(WHAT IS EXPECTED) Report every line in the listing below where the string "seen" shows up.
— START DATA LISTING —
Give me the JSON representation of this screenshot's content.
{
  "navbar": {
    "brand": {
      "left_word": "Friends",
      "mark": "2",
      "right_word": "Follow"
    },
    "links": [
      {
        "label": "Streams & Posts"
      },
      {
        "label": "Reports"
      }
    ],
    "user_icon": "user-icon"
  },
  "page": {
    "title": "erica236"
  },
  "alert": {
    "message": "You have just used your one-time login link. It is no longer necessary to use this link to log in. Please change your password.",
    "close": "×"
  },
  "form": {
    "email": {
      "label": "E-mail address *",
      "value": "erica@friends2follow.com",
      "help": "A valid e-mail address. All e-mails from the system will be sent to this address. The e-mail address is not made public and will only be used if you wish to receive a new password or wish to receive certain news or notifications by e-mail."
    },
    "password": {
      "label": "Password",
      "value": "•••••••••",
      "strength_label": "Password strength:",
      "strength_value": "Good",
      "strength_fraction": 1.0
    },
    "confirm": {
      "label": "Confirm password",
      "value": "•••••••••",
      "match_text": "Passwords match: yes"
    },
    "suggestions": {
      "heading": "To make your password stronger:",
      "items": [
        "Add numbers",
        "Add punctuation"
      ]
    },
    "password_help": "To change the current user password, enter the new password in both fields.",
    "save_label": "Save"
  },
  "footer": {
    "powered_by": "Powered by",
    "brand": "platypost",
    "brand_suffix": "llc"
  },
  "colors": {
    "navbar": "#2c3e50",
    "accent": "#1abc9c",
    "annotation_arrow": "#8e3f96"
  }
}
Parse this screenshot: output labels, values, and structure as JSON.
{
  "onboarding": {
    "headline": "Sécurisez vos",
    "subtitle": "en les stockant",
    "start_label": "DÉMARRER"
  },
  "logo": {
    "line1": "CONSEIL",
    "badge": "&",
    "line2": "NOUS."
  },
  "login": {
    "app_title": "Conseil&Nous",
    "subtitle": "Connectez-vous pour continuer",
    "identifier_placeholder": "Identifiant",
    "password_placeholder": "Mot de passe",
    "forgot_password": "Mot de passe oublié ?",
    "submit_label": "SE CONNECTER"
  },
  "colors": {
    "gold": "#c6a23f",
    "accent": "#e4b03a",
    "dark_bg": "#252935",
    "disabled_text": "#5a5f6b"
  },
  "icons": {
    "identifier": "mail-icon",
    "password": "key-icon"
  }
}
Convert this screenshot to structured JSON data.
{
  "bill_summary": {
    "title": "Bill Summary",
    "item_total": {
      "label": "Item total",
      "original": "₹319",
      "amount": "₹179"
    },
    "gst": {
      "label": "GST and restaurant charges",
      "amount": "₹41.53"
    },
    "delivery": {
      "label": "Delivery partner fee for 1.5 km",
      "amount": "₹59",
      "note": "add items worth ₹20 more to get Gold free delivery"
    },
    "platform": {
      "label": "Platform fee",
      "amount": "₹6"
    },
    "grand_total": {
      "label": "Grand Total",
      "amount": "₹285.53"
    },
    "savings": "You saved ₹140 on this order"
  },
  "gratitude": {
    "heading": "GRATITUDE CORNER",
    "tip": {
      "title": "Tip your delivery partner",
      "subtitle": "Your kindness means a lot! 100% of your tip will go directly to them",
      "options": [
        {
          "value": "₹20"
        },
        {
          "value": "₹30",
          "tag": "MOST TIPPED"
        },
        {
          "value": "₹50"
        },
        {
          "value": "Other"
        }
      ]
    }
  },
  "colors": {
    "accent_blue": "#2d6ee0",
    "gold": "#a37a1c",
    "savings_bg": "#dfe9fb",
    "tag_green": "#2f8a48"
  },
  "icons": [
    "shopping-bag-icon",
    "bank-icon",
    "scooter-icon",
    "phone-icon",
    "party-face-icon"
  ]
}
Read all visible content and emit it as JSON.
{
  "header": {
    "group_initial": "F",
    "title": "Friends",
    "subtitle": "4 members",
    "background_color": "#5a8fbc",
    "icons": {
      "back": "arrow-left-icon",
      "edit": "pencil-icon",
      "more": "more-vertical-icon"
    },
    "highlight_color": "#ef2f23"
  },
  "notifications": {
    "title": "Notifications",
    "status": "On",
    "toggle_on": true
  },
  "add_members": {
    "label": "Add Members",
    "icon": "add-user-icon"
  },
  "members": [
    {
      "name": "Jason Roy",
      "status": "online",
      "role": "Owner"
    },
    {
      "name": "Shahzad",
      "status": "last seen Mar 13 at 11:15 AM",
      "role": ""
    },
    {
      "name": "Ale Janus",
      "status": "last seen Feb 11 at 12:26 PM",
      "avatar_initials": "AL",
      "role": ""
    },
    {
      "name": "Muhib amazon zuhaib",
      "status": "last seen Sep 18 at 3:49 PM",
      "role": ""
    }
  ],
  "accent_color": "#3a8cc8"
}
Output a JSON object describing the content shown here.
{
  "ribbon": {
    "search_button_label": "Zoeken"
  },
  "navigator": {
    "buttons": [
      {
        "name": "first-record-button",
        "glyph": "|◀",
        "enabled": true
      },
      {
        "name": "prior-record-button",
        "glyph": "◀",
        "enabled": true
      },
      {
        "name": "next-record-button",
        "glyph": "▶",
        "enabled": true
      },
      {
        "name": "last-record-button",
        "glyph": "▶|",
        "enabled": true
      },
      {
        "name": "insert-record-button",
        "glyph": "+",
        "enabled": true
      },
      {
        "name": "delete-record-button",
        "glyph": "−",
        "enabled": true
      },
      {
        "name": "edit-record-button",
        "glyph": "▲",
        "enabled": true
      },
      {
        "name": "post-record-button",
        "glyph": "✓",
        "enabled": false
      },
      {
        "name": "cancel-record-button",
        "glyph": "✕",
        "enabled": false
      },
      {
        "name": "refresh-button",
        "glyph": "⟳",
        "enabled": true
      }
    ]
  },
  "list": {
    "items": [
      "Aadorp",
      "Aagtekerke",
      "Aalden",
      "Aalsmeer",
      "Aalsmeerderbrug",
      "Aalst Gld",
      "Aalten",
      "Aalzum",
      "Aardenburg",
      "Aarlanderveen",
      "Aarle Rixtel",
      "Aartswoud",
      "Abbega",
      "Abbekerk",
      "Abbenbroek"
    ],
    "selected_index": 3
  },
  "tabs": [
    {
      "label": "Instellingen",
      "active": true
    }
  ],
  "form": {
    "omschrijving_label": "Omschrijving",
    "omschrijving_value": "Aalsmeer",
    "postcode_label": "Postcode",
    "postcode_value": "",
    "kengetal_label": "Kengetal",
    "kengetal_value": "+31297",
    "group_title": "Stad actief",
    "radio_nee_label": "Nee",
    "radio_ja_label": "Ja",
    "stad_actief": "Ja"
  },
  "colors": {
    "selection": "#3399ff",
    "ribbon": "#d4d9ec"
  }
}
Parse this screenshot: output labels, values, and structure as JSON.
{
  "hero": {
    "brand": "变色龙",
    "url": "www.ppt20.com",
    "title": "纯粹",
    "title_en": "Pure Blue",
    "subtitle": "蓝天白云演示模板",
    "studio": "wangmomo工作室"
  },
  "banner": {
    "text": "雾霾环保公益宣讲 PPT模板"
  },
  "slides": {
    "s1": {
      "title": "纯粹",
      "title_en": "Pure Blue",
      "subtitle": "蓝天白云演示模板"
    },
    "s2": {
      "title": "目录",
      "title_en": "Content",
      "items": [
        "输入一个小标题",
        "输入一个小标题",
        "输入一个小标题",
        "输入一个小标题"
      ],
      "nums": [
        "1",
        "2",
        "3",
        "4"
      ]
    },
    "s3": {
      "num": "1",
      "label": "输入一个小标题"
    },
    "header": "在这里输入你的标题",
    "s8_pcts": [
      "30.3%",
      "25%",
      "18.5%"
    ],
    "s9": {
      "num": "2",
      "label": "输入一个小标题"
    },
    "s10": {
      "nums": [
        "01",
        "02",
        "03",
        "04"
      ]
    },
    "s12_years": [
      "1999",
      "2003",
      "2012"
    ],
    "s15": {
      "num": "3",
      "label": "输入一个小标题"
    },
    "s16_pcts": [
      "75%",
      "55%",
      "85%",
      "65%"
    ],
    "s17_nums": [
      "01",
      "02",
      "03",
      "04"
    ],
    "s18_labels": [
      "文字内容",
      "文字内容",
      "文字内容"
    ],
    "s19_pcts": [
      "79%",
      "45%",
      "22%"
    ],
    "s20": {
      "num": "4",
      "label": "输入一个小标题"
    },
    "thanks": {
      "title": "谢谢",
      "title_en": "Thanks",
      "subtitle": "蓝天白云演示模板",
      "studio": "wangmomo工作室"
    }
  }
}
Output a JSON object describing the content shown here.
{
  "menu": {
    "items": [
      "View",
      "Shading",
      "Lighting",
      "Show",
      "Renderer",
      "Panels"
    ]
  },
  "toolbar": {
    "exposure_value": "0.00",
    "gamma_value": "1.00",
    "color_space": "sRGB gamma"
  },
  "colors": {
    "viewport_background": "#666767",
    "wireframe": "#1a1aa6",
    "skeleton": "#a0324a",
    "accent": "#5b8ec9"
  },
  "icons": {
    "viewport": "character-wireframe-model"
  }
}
— END DATA LISTING —
(RESPONSE)
      "status": "last seen Mar 13 at 11:15 AM",
      "status": "last seen Feb 11 at 12:26 PM",
      "status": "last seen Sep 18 at 3:49 PM",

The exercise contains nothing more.